>> start RECORDS FOR THIS EXERCISE
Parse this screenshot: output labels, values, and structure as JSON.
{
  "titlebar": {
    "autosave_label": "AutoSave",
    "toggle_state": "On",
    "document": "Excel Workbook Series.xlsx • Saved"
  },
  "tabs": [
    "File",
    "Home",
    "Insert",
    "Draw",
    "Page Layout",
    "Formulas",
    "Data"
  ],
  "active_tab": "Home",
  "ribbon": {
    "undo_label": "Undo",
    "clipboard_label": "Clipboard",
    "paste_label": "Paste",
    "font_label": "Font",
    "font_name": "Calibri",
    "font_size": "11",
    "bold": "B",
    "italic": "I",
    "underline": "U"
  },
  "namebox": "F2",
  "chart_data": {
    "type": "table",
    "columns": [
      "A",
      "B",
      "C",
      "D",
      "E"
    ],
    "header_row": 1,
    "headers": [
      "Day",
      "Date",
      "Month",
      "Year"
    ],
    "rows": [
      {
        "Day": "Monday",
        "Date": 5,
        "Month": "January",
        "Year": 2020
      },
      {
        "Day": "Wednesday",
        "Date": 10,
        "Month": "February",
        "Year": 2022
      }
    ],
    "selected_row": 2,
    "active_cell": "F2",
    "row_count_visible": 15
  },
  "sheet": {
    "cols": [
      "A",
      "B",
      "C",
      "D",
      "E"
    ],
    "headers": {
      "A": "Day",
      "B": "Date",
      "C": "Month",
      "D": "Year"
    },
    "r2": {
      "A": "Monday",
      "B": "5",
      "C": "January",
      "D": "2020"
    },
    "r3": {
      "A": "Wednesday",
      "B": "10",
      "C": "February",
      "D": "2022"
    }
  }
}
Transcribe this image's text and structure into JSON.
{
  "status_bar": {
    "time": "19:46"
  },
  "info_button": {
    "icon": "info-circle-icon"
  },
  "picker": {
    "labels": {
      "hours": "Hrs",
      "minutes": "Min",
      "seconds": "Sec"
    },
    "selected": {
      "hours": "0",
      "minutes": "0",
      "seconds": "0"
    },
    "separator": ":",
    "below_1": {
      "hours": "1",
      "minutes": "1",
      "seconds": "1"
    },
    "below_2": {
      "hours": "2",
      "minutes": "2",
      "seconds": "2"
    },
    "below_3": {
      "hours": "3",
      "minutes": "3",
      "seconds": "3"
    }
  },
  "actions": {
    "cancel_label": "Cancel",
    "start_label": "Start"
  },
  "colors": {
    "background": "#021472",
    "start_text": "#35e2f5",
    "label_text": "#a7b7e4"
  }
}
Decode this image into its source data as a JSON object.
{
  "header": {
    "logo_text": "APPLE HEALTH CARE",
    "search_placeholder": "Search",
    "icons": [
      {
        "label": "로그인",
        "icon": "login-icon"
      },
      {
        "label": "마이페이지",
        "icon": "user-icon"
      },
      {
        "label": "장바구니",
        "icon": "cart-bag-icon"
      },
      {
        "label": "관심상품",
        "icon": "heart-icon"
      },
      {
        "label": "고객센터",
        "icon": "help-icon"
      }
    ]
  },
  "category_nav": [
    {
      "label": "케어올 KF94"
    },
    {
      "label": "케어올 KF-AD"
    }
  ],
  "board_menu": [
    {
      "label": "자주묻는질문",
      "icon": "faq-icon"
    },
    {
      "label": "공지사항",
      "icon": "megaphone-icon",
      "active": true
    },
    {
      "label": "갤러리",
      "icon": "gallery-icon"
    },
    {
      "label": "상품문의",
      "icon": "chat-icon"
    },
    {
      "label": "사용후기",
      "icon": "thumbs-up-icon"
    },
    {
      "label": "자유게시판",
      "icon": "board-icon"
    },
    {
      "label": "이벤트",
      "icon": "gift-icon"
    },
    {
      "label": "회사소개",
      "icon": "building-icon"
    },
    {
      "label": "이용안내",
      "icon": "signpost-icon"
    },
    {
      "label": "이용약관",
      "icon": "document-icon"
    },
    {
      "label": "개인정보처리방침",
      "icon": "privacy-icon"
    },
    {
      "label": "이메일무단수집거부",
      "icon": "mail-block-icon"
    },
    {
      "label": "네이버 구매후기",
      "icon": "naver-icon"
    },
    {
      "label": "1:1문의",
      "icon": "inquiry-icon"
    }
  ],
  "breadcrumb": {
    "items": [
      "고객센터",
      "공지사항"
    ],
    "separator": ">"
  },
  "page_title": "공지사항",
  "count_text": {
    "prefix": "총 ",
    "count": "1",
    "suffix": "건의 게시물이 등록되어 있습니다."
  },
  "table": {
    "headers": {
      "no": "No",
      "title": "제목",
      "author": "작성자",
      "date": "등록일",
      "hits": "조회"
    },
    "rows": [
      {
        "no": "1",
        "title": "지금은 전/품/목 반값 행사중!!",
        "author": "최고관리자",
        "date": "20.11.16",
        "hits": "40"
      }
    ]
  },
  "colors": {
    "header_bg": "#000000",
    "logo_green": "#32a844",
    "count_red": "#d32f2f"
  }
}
>> end RECORDS FOR THIS EXERCISE
* PROBLEM STATEMENT
Find every line that has "structure" in it, then return those lines.

* WRITTEN SOLUTION
Parse this screenshot: output labels, values, and structure as JSON.
Transcribe this image's text and structure into JSON.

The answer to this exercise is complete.